Keep the pictures out of the copy and repeat the records exactly.

Supplied material:

++++

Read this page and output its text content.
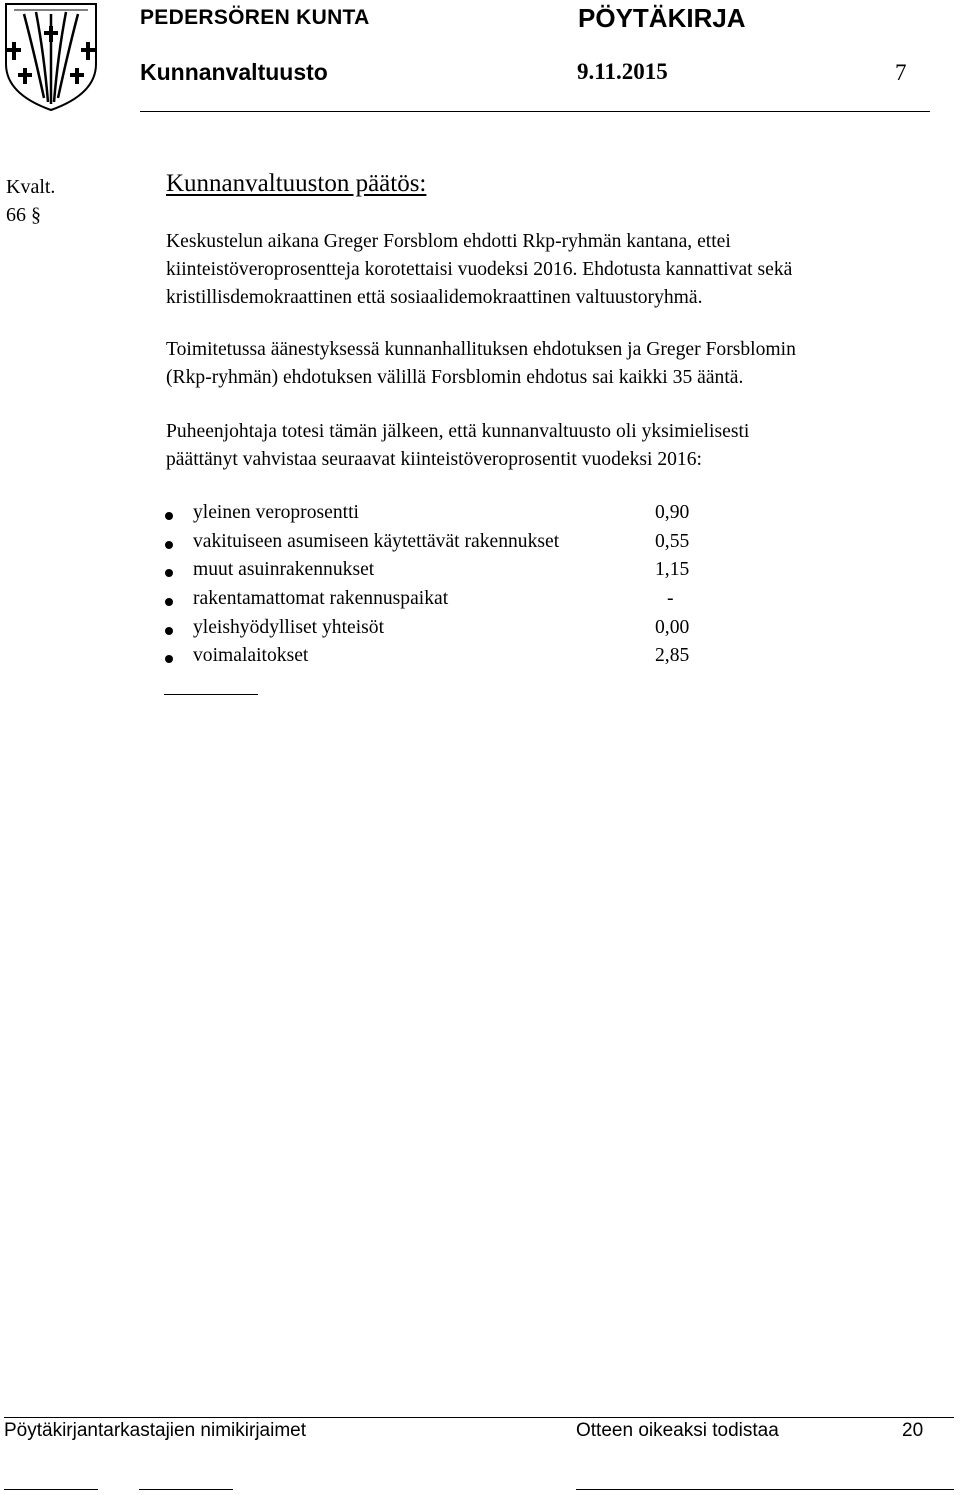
PEDERSÖREN KUNTA	PÖYTÄKIRJA
Kunnanvaltuusto	9.11.2015	7
Kvalt.
66 §
Kunnanvaltuuston päätös:
Keskustelun aikana Greger Forsblom ehdotti Rkp-ryhmän kantana, ettei
kiinteistöveroprosentteja korotettaisi vuodeksi 2016. Ehdotusta kannattivat sekä
kristillisdemokraattinen että sosiaalidemokraattinen valtuustoryhmä.
Toimitetussa äänestyksessä kunnanhallituksen ehdotuksen ja Greger Forsblomin
(Rkp-ryhmän) ehdotuksen välillä Forsblomin ehdotus sai kaikki 35 ääntä.
Puheenjohtaja totesi tämän jälkeen, että kunnanvaltuusto oli yksimielisesti
päättänyt vahvistaa seuraavat kiinteistöveroprosentit vuodeksi 2016:
yleinen veroprosentti	0,90
vakituiseen asumiseen käytettävät rakennukset	0,55
muut asuinrakennukset	1,15
rakentamattomat rakennuspaikat	-
yleishyödylliset yhteisöt	0,00
voimalaitokset	2,85
Pöytäkirjantarkastajien nimikirjaimet	Otteen oikeaksi todistaa	20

++++

Solution to the problem:
Read this page and output its text content.
PEDERSÖREN KUNTA	PÖYTÄKIRJA
Kunnanvaltuusto	9.11.2015	7
Kvalt.
66 §
Kunnanvaltuuston päätös:
Keskustelun aikana Greger Forsblom ehdotti Rkp-ryhmän kantana, ettei
kiinteistöveroprosentteja korotettaisi vuodeksi 2016. Ehdotusta kannattivat sekä
kristillisdemokraattinen että sosiaalidemokraattinen valtuustoryhmä.
Toimitetussa äänestyksessä kunnanhallituksen ehdotuksen ja Greger Forsblomin
(Rkp-ryhmän) ehdotuksen välillä Forsblomin ehdotus sai kaikki 35 ääntä.
Puheenjohtaja totesi tämän jälkeen, että kunnanvaltuusto oli yksimielisesti
päättänyt vahvistaa seuraavat kiinteistöveroprosentit vuodeksi 2016:
yleinen veroprosentti	0,90
vakituiseen asumiseen käytettävät rakennukset	0,55
muut asuinrakennukset	1,15
rakentamattomat rakennuspaikat	-
yleishyödylliset yhteisöt	0,00
voimalaitokset	2,85
Pöytäkirjantarkastajien nimikirjaimet	Otteen oikeaksi todistaa	20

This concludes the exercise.